Source excerpt:
++++++

# How do we live with wild animals?



## KenOC (Mar 7, 2011)

Or more precisely, how do they live with us? More and more, we're encroaching on the habitats of animals that are happy to kill and eat us. Just today a mountain lion killed one mountain biker and injured another in Washington state. This is a case very similar to a recent death here, just a few miles from my home in Southern California. And it seems like I'm seeing a bear attack story every couple of days.

It's pretty much always the case that a wild animal that attacks humans is hunted down and killed. But in some cases there aren't that many left! Almost every mountain lion in SoCal is already identified and tagged. Pretty soon there won't be any left at all, while the human population continues to grow by leaps and bounds.

Will our grandchildren live in a world without these animals? What's to be done?

http://www.bbc.com/news/world-us-canada-44186998


----------



## senza sordino (Oct 20, 2013)

I shed a little tear every time I hear about a wild animal being shot. Cougars and bears are shot frequently here in British Columbia. We're encroaching on their land, and the animal gets shot. We humans think we have dominion over the entire planet. If we keep removing species from the web of life, eventually the whole thing will fall apart, perhaps it already is. Wouldn't we feel threatened if there were 7 billion cougars?

How do we live with wild animals, I don't know. But it's their land only. And maybe it's not land that can be claimed? 
Remember the line from Crocodile Dundee? Regarding humans claiming land - it's like two fleas arguing over who owns the dog.

We humans have a lot to answer for. The cougar was in his territory, humans went onto his territory.

++++++

Instruction: Continue the forum thread on living alongside wild animals, beginning after its final post.

++++++

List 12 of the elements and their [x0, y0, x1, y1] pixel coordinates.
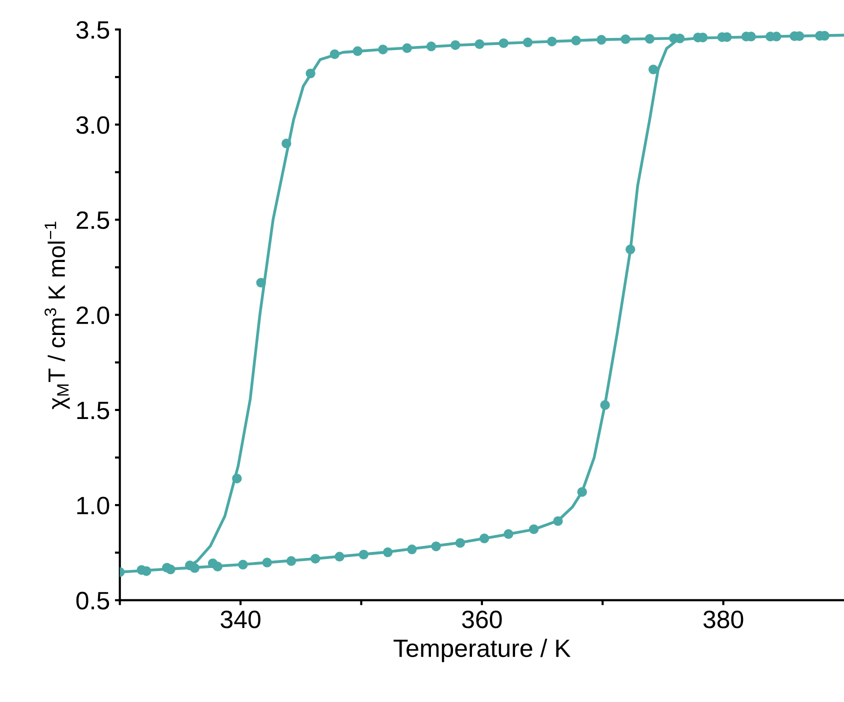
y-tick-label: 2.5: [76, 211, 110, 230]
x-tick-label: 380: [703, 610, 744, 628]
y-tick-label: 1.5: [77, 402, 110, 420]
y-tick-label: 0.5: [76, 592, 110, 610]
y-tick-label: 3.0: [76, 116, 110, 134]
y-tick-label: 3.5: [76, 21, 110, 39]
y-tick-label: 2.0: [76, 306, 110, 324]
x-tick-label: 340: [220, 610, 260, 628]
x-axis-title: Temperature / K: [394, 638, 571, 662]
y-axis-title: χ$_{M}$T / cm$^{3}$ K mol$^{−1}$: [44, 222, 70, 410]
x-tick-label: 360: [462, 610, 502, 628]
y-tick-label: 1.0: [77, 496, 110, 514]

++++++

Reply:
----------



## Capeditiea (Feb 23, 2018)

*cries, 

I would say that humans get hunted. (there are far too many of them.) Destroying the natural envionments and such. LONG LIVE THE FORESTS! LONG LIVE NATURE! 

*cries, there isn't much left of it... humans will end up having a world wide easter island thing happen... but worse, earth's atmosphere will be similar to venus's, and the ground would be similar to mars. (isn't there water on mars?)

Sadly, humans are increasing and animals are decreasing... which in turn increases cattle, pigs, turkeys, and chickens which are modified to produce and grow at an absurd rate in time, so humans can eat their meat. 

These cute little animals are only attacking because humans have invaded their territory! and even humans know how to react when someone invades their territory. IT IS THE SAME! 

sadly though... humans think of animals as a lesser species... NO! humans are a young species only a dozen thousand years old... or so... 
which the other animals have survived a lot longer... 

people who are inclined to have fish a lot are dwindling the sea live... soon we will be with out any fish... 

i miss the days when there were less than a billion humans world wide... Birds would trust me enough to flutter on over and land on my finger. Bears would simply walk around where if you were in their territory or decided to try to steal their children... they would attack you. 

Mountain Lions were the same. But some of them are much like the warrior who just finished a battle and hasn't had time to cool down. 

Cougers... sadly have been made into a human form... (which could be a conspiracy in and of it's self... which follows along the lines of the OP.) 

*cries, i request that humans hunt humans. because humans are the same as animals to me. but i am just a humble goddess who has lived a long time... what do i know?


----------



## Capeditiea (Feb 23, 2018)

senza sordino said:


> I shed a little tear every time I hear about a wild animal being shot. Cougars and bears are shot frequently here in British Columbia. We're encroaching on their land, and the animal gets shot. We humans think we have dominion over the entire planet. If we keep removing species from the web of life, eventually the whole thing will fall apart, perhaps it already is. Wouldn't we feel threatened if there were 7 billion cougars?
> 
> How do we live with wild animals, I don't know. But it's their land only. And maybe it's not land that can be claimed?
> Remember the line from Crocodile Dundee? Regarding humans claiming land - it's like two fleas arguing over who owns the dog.
> ...


yeah, yours is more kind than mine. :3


----------



## Guest (May 20, 2018)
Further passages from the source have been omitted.